Problem to solve:
Retype the rows from their first line through the line containing "nav-item[interactable]: Leads <box>37", with both of those lines included.

(Listings of boxed layout items)
** Start **
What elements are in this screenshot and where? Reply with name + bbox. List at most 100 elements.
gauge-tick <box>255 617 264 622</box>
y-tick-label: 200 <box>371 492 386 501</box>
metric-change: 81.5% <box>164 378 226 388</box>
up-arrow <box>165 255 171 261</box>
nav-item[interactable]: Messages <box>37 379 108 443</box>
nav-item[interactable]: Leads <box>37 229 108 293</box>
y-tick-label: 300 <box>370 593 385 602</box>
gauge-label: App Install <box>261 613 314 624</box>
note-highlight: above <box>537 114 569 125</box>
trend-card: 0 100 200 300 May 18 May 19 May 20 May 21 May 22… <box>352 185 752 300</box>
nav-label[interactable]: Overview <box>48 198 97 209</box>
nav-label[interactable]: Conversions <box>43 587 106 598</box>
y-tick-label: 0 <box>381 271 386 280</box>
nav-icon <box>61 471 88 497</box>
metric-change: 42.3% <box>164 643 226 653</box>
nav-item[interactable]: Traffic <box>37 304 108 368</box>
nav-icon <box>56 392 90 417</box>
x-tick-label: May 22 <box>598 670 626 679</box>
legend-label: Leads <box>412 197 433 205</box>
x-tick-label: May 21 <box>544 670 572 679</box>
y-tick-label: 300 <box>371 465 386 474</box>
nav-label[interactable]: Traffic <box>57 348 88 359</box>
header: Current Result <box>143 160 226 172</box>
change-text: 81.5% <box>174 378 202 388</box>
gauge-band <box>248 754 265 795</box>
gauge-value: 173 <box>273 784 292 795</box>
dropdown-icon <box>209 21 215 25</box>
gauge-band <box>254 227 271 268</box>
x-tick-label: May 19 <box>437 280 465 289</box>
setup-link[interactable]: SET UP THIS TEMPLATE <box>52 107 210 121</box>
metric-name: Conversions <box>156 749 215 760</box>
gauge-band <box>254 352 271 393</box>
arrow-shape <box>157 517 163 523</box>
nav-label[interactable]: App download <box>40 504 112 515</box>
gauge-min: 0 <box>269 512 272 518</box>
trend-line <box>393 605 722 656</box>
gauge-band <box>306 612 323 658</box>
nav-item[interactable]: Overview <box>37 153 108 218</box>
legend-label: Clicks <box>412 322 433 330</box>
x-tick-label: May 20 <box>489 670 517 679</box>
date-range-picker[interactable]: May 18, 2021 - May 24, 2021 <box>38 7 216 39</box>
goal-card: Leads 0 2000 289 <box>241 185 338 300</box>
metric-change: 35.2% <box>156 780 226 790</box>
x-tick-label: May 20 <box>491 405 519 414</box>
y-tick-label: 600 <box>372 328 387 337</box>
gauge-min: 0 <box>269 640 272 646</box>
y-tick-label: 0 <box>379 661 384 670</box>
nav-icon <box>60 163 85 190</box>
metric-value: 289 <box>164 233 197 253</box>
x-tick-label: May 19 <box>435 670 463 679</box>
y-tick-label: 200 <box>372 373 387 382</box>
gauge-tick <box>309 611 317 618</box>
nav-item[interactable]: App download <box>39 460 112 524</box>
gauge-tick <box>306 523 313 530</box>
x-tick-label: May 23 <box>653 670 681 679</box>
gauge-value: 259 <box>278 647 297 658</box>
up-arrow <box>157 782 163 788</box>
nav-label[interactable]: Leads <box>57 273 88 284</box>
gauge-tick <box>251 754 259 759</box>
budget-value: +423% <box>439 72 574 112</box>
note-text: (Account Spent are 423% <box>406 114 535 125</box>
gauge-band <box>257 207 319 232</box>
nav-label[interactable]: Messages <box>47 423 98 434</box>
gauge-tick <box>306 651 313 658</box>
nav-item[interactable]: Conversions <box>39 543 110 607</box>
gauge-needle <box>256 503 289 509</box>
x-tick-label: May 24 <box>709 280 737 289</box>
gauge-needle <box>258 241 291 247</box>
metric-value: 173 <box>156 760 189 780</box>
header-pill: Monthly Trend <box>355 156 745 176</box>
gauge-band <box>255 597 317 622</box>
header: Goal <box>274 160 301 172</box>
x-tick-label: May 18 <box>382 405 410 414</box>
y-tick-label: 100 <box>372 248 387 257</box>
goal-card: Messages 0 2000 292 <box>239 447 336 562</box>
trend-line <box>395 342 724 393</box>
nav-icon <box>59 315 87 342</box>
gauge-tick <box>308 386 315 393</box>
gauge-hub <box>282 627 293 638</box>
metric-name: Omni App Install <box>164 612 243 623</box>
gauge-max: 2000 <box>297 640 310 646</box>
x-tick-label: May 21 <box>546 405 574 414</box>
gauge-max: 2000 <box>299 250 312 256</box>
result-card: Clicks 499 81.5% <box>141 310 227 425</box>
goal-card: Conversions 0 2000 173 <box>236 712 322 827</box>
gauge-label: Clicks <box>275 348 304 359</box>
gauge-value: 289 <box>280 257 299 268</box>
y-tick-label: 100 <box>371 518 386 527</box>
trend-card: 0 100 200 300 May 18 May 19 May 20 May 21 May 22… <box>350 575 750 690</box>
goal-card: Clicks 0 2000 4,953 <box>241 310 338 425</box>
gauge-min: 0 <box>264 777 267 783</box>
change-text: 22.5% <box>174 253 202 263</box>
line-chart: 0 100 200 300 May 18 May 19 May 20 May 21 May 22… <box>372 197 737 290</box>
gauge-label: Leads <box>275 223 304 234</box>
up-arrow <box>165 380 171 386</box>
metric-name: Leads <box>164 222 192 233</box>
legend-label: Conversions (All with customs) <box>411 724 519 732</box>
** End **
Worked solution:
What elements are in this screenshot and where? Reply with name + bbox. List at most 100 elements.
gauge-tick <box>255 617 264 622</box>
y-tick-label: 200 <box>371 492 386 501</box>
metric-change: 81.5% <box>164 378 226 388</box>
up-arrow <box>165 255 171 261</box>
nav-item[interactable]: Messages <box>37 379 108 443</box>
nav-item[interactable]: Leads <box>37 229 108 293</box>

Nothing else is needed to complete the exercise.